**Given exercise**
For each line that holds "below", copy the line out.

**Information shown**
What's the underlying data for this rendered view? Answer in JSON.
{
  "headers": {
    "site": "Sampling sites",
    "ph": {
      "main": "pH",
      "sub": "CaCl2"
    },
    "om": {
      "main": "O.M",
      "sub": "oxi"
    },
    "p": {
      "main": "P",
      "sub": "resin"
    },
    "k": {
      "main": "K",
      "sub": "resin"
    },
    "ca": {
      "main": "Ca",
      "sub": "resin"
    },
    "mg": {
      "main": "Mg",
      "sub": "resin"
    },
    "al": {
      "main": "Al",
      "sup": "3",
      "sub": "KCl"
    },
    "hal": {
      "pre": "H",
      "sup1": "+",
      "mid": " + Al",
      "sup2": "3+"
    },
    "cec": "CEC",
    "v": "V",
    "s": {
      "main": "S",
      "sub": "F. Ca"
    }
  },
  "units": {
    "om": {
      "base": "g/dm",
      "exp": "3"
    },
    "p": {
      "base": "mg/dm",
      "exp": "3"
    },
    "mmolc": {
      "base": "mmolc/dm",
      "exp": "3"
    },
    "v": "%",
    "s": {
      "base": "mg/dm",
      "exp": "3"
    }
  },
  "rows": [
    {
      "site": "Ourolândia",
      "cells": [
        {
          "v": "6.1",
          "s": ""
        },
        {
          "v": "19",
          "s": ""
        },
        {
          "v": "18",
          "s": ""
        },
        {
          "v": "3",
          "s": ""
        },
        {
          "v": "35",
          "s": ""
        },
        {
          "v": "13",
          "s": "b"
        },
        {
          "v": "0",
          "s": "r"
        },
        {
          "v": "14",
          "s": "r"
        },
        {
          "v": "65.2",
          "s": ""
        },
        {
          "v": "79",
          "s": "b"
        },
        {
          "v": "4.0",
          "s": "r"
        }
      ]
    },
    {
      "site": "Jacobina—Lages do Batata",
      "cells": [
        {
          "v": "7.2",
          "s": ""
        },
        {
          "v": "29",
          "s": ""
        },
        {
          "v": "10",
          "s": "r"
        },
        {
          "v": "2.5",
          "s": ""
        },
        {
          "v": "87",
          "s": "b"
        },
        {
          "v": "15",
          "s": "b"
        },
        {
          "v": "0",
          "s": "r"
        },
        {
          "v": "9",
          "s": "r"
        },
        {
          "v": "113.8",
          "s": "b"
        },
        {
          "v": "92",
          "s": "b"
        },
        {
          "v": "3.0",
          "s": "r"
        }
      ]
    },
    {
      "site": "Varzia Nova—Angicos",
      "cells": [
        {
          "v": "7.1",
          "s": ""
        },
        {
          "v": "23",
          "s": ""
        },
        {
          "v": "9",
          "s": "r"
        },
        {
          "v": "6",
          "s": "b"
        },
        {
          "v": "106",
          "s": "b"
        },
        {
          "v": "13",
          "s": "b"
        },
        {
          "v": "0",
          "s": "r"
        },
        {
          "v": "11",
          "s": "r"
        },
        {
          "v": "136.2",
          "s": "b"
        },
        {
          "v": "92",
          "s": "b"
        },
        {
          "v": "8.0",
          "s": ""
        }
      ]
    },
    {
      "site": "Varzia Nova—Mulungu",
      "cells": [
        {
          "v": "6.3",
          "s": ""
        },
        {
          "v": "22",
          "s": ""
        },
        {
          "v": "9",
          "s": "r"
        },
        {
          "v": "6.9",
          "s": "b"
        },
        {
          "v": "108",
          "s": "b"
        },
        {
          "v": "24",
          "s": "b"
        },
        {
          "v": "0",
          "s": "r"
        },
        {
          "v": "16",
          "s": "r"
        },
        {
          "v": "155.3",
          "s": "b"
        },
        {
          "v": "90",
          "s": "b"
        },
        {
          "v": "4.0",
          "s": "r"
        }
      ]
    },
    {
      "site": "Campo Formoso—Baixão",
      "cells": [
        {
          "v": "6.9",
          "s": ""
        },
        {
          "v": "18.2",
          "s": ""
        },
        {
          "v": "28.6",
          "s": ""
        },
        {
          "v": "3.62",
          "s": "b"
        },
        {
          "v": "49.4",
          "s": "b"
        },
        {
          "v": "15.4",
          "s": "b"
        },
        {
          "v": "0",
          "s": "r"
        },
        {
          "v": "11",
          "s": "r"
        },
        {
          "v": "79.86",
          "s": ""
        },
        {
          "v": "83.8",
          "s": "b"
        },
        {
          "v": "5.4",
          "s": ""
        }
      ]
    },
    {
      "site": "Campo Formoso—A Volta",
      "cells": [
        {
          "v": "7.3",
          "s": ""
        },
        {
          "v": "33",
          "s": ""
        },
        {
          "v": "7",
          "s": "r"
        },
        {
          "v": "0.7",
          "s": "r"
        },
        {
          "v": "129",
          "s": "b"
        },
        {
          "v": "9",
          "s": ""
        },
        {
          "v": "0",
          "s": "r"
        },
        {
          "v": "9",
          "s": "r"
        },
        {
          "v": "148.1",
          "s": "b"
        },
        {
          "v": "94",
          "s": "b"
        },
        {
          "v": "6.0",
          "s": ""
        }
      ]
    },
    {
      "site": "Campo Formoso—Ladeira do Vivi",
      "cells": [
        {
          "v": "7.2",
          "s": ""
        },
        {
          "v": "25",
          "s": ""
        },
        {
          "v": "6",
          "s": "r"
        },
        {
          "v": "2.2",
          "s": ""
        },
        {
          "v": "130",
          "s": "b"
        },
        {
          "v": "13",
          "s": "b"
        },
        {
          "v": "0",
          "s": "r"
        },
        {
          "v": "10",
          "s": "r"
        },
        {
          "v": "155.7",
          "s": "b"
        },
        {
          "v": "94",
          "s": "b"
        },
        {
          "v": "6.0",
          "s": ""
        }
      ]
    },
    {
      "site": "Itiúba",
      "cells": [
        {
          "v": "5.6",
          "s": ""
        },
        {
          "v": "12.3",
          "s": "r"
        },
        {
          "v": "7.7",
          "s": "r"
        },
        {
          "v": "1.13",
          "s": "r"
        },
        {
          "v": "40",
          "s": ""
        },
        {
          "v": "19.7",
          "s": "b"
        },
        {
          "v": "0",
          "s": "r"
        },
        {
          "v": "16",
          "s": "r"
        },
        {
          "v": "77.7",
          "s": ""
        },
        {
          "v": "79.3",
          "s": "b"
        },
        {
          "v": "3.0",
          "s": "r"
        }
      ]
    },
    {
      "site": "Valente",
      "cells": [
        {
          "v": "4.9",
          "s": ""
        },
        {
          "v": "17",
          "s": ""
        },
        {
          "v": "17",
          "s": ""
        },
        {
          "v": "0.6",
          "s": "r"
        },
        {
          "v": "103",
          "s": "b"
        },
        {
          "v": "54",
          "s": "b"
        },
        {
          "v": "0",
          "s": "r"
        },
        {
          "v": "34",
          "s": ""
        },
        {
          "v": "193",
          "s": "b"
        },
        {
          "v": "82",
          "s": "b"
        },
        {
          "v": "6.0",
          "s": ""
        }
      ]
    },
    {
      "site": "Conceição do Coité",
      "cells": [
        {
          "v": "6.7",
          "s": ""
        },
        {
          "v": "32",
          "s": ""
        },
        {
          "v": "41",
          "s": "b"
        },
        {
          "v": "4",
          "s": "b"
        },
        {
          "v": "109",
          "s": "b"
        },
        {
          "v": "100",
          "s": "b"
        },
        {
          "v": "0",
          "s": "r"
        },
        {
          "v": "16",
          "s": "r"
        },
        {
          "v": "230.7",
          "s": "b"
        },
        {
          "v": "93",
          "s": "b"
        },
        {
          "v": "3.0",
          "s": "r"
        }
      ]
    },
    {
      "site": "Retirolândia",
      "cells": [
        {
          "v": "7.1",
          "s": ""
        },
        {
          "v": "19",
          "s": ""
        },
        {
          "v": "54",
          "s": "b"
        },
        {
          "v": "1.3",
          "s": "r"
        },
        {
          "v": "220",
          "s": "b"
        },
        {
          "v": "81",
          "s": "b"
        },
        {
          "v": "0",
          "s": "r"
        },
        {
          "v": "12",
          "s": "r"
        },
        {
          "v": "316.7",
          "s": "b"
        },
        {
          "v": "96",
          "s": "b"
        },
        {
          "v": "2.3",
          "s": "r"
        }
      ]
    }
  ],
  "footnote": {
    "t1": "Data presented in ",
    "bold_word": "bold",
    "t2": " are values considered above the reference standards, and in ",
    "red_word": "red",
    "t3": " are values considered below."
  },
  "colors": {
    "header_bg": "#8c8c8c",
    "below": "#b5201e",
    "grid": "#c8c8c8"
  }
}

**Reply**
    "t3": " are values considered below."
    "below": "#b5201e",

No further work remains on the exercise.